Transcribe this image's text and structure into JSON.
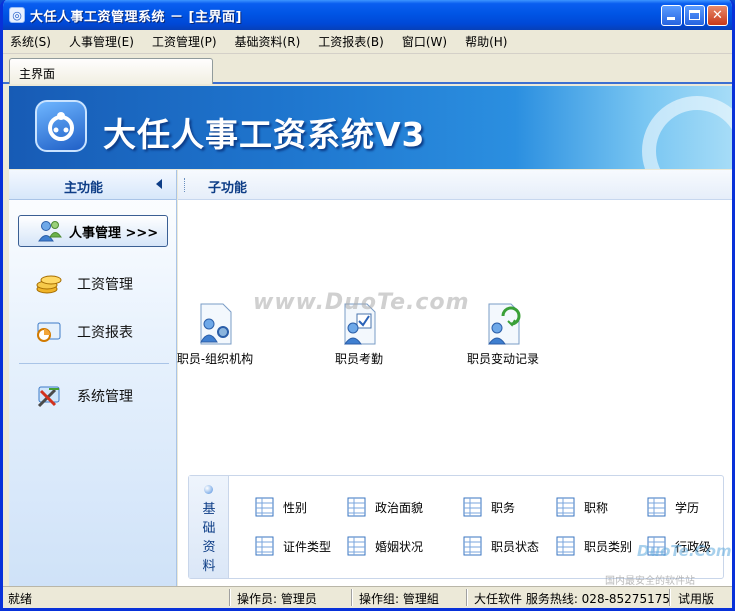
{
  "window": {
    "title": "大任人事工资管理系统 － [主界面]"
  },
  "menu": [
    "系统(S)",
    "人事管理(E)",
    "工资管理(P)",
    "基础资料(R)",
    "工资报表(B)",
    "窗口(W)",
    "帮助(H)"
  ],
  "tab": {
    "label": "主界面"
  },
  "banner": {
    "title": "大任人事工资系统V3"
  },
  "left_nav": {
    "header": "主功能",
    "active": "人事管理 >>>",
    "items": [
      "工资管理",
      "工资报表",
      "系统管理"
    ]
  },
  "content": {
    "header": "子功能",
    "functions": [
      "职员-组织机构",
      "职员考勤",
      "职员变动记录"
    ]
  },
  "basic_data": {
    "side_label": "基础资料",
    "side_chars": [
      "基",
      "础",
      "资",
      "料"
    ],
    "row1": [
      "性别",
      "政治面貌",
      "职务",
      "职称",
      "学历"
    ],
    "row2": [
      "证件类型",
      "婚姻状况",
      "职员状态",
      "职员类别",
      "行政级"
    ]
  },
  "status": {
    "ready": "就绪",
    "operator": "操作员: 管理员",
    "group": "操作组: 管理組",
    "company": "大任软件 服务热线: 028-85275175",
    "edition": "试用版"
  },
  "watermark": {
    "text": "www.DuoTe.com",
    "logo_text": "DuoTe.Com",
    "tagline": "国内最安全的软件站"
  },
  "colors": {
    "titlebar": "#0055e5",
    "banner": "#1f77cf",
    "nav_text": "#0d3d86"
  }
}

★ ★ ★ ★ ★ ★ ★

● **Brief**
Print each line of the material above exactly, with the pictures removed from your copy.

● **Solution to this problem**
Transcribe this image's text and structure into JSON.
{
  "window": {
    "title": "大任人事工资管理系统 － [主界面]"
  },
  "menu": [
    "系统(S)",
    "人事管理(E)",
    "工资管理(P)",
    "基础资料(R)",
    "工资报表(B)",
    "窗口(W)",
    "帮助(H)"
  ],
  "tab": {
    "label": "主界面"
  },
  "banner": {
    "title": "大任人事工资系统V3"
  },
  "left_nav": {
    "header": "主功能",
    "active": "人事管理 >>>",
    "items": [
      "工资管理",
      "工资报表",
      "系统管理"
    ]
  },
  "content": {
    "header": "子功能",
    "functions": [
      "职员-组织机构",
      "职员考勤",
      "职员变动记录"
    ]
  },
  "basic_data": {
    "side_label": "基础资料",
    "side_chars": [
      "基",
      "础",
      "资",
      "料"
    ],
    "row1": [
      "性别",
      "政治面貌",
      "职务",
      "职称",
      "学历"
    ],
    "row2": [
      "证件类型",
      "婚姻状况",
      "职员状态",
      "职员类别",
      "行政级"
    ]
  },
  "status": {
    "ready": "就绪",
    "operator": "操作员: 管理员",
    "group": "操作组: 管理組",
    "company": "大任软件 服务热线: 028-85275175",
    "edition": "试用版"
  },
  "watermark": {
    "text": "www.DuoTe.com",
    "logo_text": "DuoTe.Com",
    "tagline": "国内最安全的软件站"
  },
  "colors": {
    "titlebar": "#0055e5",
    "banner": "#1f77cf",
    "nav_text": "#0d3d86"
  }
}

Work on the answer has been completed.